**LESETEXT:**
* * * * * * *

Ungeachtet dieser Bedenken scheint die Rechtsprechung dem OLG Hamburg folgen zu wollen (vgl. BayObLG, Beschl. v. 26.01.2024 - 206 StRR 362/23 Rn. 27; OVG Magdeburg, Beschl. v. 27.04.2022 - 3 M 45/22 Rn. 13; LG Kaiserslautern, Beschl. v. 16.12.2022 - 5 Qs 134/22 Rn. 16; LG Hamburg, Beschl. v. 10.10.2022 - 619 Qs 27/22 Rn. 30 ff.; AG Köln, Urt. v. 06.06.2023 - 523 Ds 38/23 Rn. 30; AG Bautzen, Urt. v. 08.02.2023 - 41 Ds 220 Js 10638/22 Rn. 17; AG Hamburg, Urt. v. 25.10.2022 - 240 Cs 121/22 Rn. 17 f.; so auch Roth, GSZ 2022, 123, 130; Bode, UKuR 2022, 328, 330 f.).


D.

* * * * * * *

Daten zur Erkennung der Dokumentstruktur
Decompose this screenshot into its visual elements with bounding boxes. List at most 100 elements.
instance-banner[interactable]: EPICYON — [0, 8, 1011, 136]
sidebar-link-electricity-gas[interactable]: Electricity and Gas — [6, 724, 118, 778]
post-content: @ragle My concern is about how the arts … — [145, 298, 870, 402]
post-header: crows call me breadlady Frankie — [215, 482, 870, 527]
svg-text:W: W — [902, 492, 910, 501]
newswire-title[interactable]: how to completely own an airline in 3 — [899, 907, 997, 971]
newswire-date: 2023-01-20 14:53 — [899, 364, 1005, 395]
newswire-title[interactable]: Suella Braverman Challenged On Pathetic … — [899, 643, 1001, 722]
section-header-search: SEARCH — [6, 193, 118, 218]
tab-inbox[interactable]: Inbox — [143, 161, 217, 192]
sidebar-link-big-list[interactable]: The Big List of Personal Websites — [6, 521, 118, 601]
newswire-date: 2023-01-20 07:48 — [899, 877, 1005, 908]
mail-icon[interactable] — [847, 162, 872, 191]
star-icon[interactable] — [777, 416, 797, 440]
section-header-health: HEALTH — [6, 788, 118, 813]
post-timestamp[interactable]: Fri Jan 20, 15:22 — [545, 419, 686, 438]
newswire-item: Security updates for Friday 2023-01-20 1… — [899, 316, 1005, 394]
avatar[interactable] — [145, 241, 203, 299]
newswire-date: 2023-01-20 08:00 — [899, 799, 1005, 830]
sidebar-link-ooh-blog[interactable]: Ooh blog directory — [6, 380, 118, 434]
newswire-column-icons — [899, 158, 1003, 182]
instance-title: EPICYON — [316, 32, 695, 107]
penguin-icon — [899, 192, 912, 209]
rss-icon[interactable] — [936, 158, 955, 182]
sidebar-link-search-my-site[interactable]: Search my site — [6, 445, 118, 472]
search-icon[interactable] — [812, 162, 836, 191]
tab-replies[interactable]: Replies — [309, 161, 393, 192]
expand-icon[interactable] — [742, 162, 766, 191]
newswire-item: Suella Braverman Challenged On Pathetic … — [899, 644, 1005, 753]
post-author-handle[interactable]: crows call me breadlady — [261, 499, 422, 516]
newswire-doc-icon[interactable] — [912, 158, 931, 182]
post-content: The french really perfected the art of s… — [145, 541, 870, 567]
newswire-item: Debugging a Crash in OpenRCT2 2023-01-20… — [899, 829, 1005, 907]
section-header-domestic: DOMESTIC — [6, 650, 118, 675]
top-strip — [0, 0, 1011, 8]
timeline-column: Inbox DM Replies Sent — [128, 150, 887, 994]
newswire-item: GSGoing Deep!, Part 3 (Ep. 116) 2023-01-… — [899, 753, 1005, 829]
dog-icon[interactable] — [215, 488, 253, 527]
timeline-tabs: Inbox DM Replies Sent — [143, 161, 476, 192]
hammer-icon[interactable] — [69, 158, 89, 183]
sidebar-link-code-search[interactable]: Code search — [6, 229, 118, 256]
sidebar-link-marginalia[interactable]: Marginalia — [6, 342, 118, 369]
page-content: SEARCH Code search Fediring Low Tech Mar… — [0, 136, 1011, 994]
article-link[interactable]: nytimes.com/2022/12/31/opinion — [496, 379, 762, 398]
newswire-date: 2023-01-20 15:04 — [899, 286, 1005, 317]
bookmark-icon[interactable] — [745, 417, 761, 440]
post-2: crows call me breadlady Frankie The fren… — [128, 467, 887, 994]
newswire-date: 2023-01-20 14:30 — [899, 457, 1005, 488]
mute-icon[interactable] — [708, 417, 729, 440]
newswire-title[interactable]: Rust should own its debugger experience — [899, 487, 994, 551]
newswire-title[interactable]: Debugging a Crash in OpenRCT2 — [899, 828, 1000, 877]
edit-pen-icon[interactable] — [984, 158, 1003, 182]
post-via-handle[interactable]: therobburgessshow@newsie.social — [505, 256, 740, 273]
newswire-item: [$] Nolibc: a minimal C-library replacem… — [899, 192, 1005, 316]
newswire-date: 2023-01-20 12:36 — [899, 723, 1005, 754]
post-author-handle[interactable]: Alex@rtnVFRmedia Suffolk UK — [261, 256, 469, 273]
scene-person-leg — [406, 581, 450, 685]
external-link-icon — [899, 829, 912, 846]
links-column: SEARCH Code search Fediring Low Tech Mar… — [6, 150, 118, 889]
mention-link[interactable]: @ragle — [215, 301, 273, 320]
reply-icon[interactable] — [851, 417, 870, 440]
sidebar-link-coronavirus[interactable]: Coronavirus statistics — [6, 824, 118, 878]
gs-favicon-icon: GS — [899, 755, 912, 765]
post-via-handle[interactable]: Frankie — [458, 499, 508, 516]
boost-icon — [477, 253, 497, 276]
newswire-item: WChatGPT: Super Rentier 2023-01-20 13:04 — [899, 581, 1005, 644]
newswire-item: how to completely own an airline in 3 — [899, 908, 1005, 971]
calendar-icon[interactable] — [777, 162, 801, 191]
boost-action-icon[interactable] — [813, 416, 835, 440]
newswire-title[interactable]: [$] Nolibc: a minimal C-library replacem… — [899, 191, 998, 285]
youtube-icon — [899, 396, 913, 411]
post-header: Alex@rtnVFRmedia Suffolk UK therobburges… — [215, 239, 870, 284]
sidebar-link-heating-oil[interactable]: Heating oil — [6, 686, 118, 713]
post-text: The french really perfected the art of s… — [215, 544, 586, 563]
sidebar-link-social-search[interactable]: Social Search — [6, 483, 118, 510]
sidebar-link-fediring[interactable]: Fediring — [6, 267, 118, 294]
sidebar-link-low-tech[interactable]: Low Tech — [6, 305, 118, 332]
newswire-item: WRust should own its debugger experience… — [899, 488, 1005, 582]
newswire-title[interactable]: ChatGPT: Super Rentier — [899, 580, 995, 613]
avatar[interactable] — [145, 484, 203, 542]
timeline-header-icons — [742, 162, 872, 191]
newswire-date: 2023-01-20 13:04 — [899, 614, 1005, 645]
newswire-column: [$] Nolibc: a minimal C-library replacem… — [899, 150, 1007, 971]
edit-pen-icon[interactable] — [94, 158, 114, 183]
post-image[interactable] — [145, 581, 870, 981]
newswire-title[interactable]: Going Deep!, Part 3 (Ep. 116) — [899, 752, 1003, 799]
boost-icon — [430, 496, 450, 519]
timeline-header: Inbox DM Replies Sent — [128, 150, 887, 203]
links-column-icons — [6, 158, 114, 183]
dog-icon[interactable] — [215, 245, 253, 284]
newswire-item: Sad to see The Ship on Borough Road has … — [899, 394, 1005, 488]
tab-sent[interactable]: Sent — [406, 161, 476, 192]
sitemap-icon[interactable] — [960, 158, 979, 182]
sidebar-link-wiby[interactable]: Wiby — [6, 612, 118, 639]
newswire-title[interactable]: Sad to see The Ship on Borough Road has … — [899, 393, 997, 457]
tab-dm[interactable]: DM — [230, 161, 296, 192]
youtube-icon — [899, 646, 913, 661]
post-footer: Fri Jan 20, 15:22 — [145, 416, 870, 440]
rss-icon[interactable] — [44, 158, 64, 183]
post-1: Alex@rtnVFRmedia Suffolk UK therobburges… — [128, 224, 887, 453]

* * * * * * *

**AUFGABEN:**
**1)** Stimmen die folgenden Aussagen mit dem Lesetext überein? Beantworte jede mit Ja oder Nein und zitiere die entscheidenden Worte wörtlich.
(a) Die Rechtsprechung scheint sich dem OLG Hamburg anschließen zu wollen.
(b) Der genannte Beschluss des BayObLG ist vom 26.01.2024.
(c) Die angeführte Entscheidung des AG Köln ist ein Beschluss.
**2)** Führe den Lesetext zur Rechtsprechung im Anschluss an seine letzte Zeile weiter.

**LÖSUNGEN:**
**1)**
(a) Ja: „scheint die Rechtsprechung dem OLG Hamburg folgen zu wollen“
(b) Ja: „BayObLG, Beschl. v. 26.01.2024“
(c) Nein: „AG Köln, Urt. v. 06.06.2023“

**2)**
Auswirkungen für die Praxis
Strafverteidiger sollten sich nicht darauf verlassen, dass vor dem BGH oder gar dem BVerfG eine Korrektur der Auffassung des OLG Hamburg erwirkt werden kann. Die Rechtsprechung erkennt an, dass bei der Ermittlung des Sinngehalts einer möglicherweise strafbaren Äußerung stets die durch Art. 5 Abs. 1 Satz 1 GG geschützte Meinungsfreiheit berücksichtigt werden muss (zuletzt BayObLG, Beschl. v. 26.01.2024 - 206 StRR 362/23 Rn. 13). Sinnvoller scheint auf dem Gebiet des Meinungsstrafrechts daher stets die Suche nach einer nicht auszuschließenden Deutungsvariante der einem Mandaten zugerechneten Meinungsäußerung, die straffrei wäre (BayObLG, Beschl. v. 26.01.2024 - 206 StRR 362/23 Rn. 16). Ob es sich bei der Verwendung des Z-Symbol um eine strafbare Billigung des russischen Angriffskriegs auf die Ukraine handelt, ist dann eine Frage des Einzelfalles und insbesondere des Äußerungskontextes (BayObLG, Beschl. v. 26.01.2024 - 206 StRR 362/23 Rn. 27).


E.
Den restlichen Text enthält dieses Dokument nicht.